### WHAT IS REQUIRED
Only the lines with "legend" in the entries below belong in the answer; please copy them.

### RECORDS TO PROCESS
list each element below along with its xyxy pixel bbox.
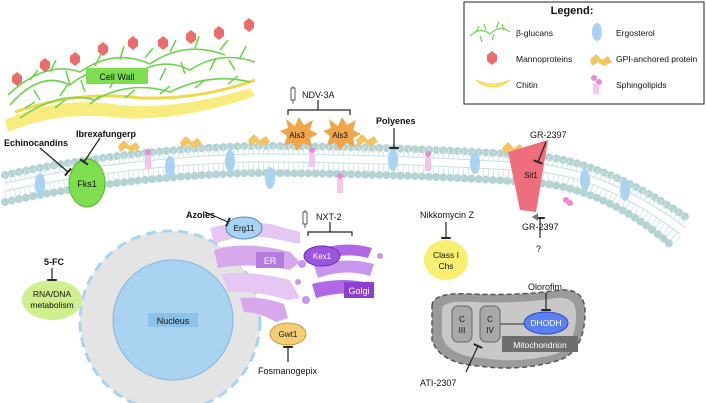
ibrexafungerp-inhibition — [79, 137, 101, 166]
azoles-inhibition — [204, 211, 231, 227]
complex-iii-label-1: C — [459, 315, 465, 324]
legend-title: Legend: — [551, 5, 594, 17]
ergosterol-molecules — [35, 149, 630, 201]
rna-dna-label-2: metabolism — [30, 300, 73, 310]
rna-dna-label-1: RNA/DNA — [33, 289, 72, 299]
class-i-chitin-synthase: Class I Chs — [424, 240, 468, 280]
polyenes-label: Polyenes — [376, 116, 416, 126]
gwt1-label: Gwt1 — [279, 330, 298, 339]
sphingolipid-icon — [591, 75, 602, 94]
azoles-label: Azoles — [186, 210, 215, 220]
fosmanogepix-label: Fosmanogepix — [258, 366, 318, 376]
kex1-label: Kex1 — [313, 252, 332, 261]
kex1-protein: Kex1 — [303, 245, 341, 267]
chitin-layer — [5, 88, 255, 132]
gwt1-enzyme: Gwt1 — [269, 322, 307, 346]
legend-mannoproteins-label: Mannoproteins — [516, 54, 572, 64]
question-label: ? — [536, 244, 541, 254]
nikkomycin-label: Nikkomycin Z — [420, 210, 475, 220]
sit1-transporter: Sit1 — [508, 140, 548, 212]
mitochondrion-label: Mitochondrion — [513, 340, 567, 350]
als3-right: Als3 — [323, 117, 361, 151]
beta-glucan-mesh — [7, 35, 256, 119]
mannoproteins — [12, 18, 254, 86]
golgi-label: Golgi — [348, 286, 369, 296]
erg11-label: Erg11 — [234, 224, 255, 233]
gpi-anchored-protein-icon — [590, 54, 612, 66]
ergosterol-icon — [592, 23, 602, 41]
cell-wall-label-box — [86, 68, 148, 84]
nxt2-bracket — [307, 231, 353, 236]
cell-wall: Cell Wall — [5, 18, 256, 132]
er-label: ER — [264, 256, 277, 266]
nxt2-syringe-icon — [302, 210, 308, 228]
complex-iv-label-2: IV — [486, 326, 494, 335]
legend: Legend: β-glucans Ergosterol Mannoprotei… — [463, 1, 705, 105]
chs-label-2: Chs — [438, 261, 453, 271]
dhodh-label: DHODH — [530, 318, 561, 328]
mannoprotein-icon — [487, 51, 497, 65]
complex-iv-label-1: C — [487, 315, 493, 324]
als3-left-label: Als3 — [289, 131, 305, 140]
ibrexafungerp-label: Ibrexafungerp — [76, 129, 137, 139]
echinocandins-inhibition — [39, 147, 72, 177]
legend-sphingolipids-label: Sphingolipids — [616, 80, 667, 90]
legend-chitin-label: Chitin — [516, 80, 538, 90]
rna-dna-metabolism: RNA/DNA metabolism — [22, 280, 82, 320]
legend-beta-glucans-label: β-glucans — [516, 28, 553, 38]
echinocandins-label: Echinocandins — [4, 138, 68, 148]
ati2307-inhibition — [465, 343, 483, 373]
nucleus: Nucleus — [112, 259, 234, 381]
gr2397-top-inhibition — [533, 141, 547, 165]
ati2307-label: ATI-2307 — [420, 378, 456, 388]
complex-iii-label-2: III — [459, 326, 466, 335]
mitochondrion: C III C IV DHODH Mitochondrion — [431, 289, 586, 369]
erg11-enzyme: Erg11 — [225, 216, 263, 240]
plasma-membrane — [1, 141, 694, 250]
cell-wall-label: Cell Wall — [99, 72, 134, 82]
sphingolipid-molecules — [145, 147, 573, 206]
legend-ergosterol-label: Ergosterol — [616, 28, 655, 38]
fks1-protein: Fks1 — [68, 158, 106, 208]
gr2397-bottom-label: GR-2397 — [522, 222, 559, 232]
sit1-label: Sit1 — [524, 171, 538, 180]
gr2397-top-label: GR-2397 — [530, 130, 567, 140]
nxt2-label: NXT-2 — [316, 212, 342, 222]
5fc-label: 5-FC — [44, 257, 65, 267]
nucleus-label: Nucleus — [157, 316, 190, 326]
syringe-icons — [290, 86, 308, 228]
als3-right-label: Als3 — [332, 131, 348, 140]
ndv3a-syringe-icon — [290, 86, 296, 104]
chitin-icon — [475, 79, 511, 88]
ndv3a-bracket — [287, 109, 351, 115]
als3-left: Als3 — [280, 117, 318, 151]
chs-label-1: Class I — [433, 250, 459, 260]
beta-glucan-icon — [469, 21, 511, 43]
gr2397-arrow-icon — [532, 213, 538, 221]
ndv3a-label: NDV-3A — [302, 90, 335, 100]
olorofim-label: Olorofim — [528, 282, 562, 292]
fks1-label: Fks1 — [77, 179, 97, 189]
legend-gpi-label: GPI-anchored protein — [616, 54, 698, 64]
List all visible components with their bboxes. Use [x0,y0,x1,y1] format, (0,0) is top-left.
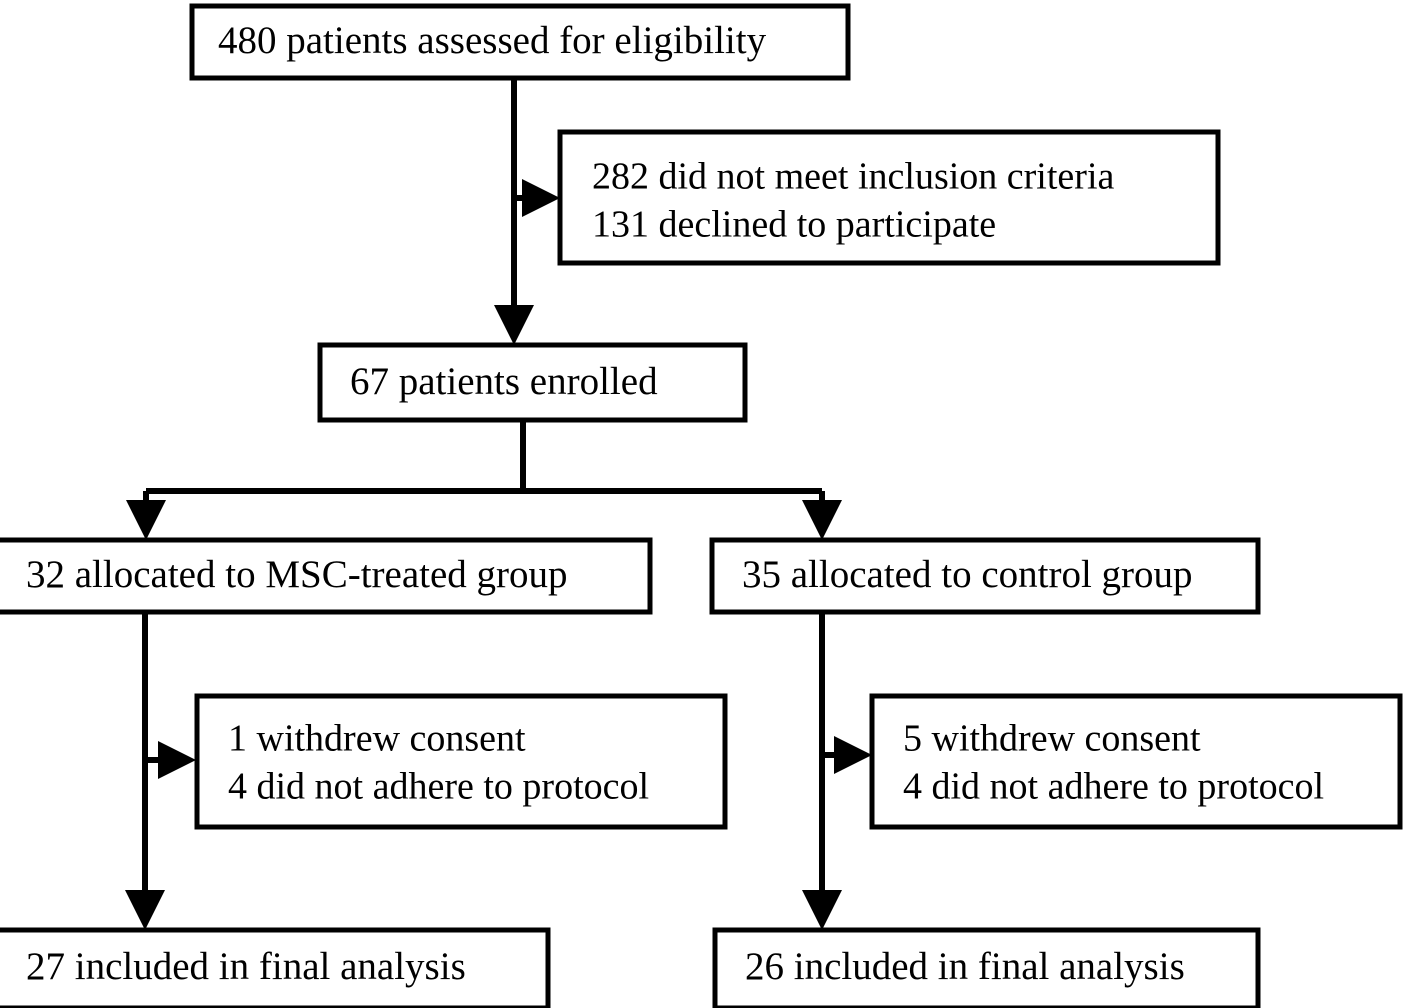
arrow-head-right-excluded [522,179,560,217]
arrow-head-right-lost-control [834,736,872,774]
connector-enrolled-split [126,420,842,540]
node-analysis-control: 26 included in final analysis [712,927,1261,1008]
node-assessed-for-eligibility: 480 patients assessed for eligibility [189,3,851,81]
node-analysis-control-line-1: 26 included in final analysis [745,945,1185,988]
node-excluded: 282 did not meet inclusion criteria 131 … [557,129,1221,266]
node-excluded-line-1: 282 did not meet inclusion criteria [592,156,1115,198]
arrow-head-down-enrolled [494,305,534,345]
connector-control-allocation-to-analysis [802,612,842,930]
node-lost-msc-line-1: 1 withdrew consent [228,718,526,760]
connector-assessed-to-excluded [514,179,560,217]
node-analysis-msc: 27 included in final analysis [0,927,551,1008]
node-enrolled-line-1: 67 patients enrolled [350,360,658,403]
node-lost-control-line-1: 5 withdrew consent [903,718,1201,760]
node-lost-control: 5 withdrew consent 4 did not adhere to p… [869,693,1403,830]
arrow-head-down-analysis-msc [125,890,165,930]
node-lost-msc-line-2: 4 did not adhere to protocol [228,766,649,808]
node-excluded-line-2: 131 declined to participate [592,204,996,246]
node-analysis-msc-line-1: 27 included in final analysis [26,945,466,988]
connector-msc-to-lost [145,741,196,779]
node-lost-msc: 1 withdrew consent 4 did not adhere to p… [194,693,728,830]
node-assessed-line-1: 480 patients assessed for eligibility [218,19,767,62]
node-allocated-control-line-1: 35 allocated to control group [742,553,1193,596]
node-allocated-msc: 32 allocated to MSC-treated group [0,537,653,615]
arrow-head-down-allocated-msc [126,500,166,540]
arrow-head-down-allocated-control [802,500,842,540]
node-lost-control-line-2: 4 did not adhere to protocol [903,766,1324,808]
arrow-head-right-lost-msc [158,741,196,779]
node-allocated-msc-line-1: 32 allocated to MSC-treated group [26,553,568,596]
node-enrolled: 67 patients enrolled [317,342,748,423]
node-allocated-control: 35 allocated to control group [709,537,1261,615]
connector-control-to-lost [822,736,872,774]
arrow-head-down-analysis-control [802,890,842,930]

### TASK RESPONSE
legend-title: Legend: — [551, 5, 594, 17]
legend-mannoproteins-label: Mannoproteins — [516, 54, 572, 64]
legend: Legend: β-glucans Ergosterol Mannoprotei… — [463, 1, 705, 105]
legend-sphingolipids-label: Sphingolipids — [616, 80, 667, 90]
legend-chitin-label: Chitin — [516, 80, 538, 90]
legend-beta-glucans-label: β-glucans — [516, 28, 553, 38]
legend-ergosterol-label: Ergosterol — [616, 28, 655, 38]
legend-gpi-label: GPI-anchored protein — [616, 54, 698, 64]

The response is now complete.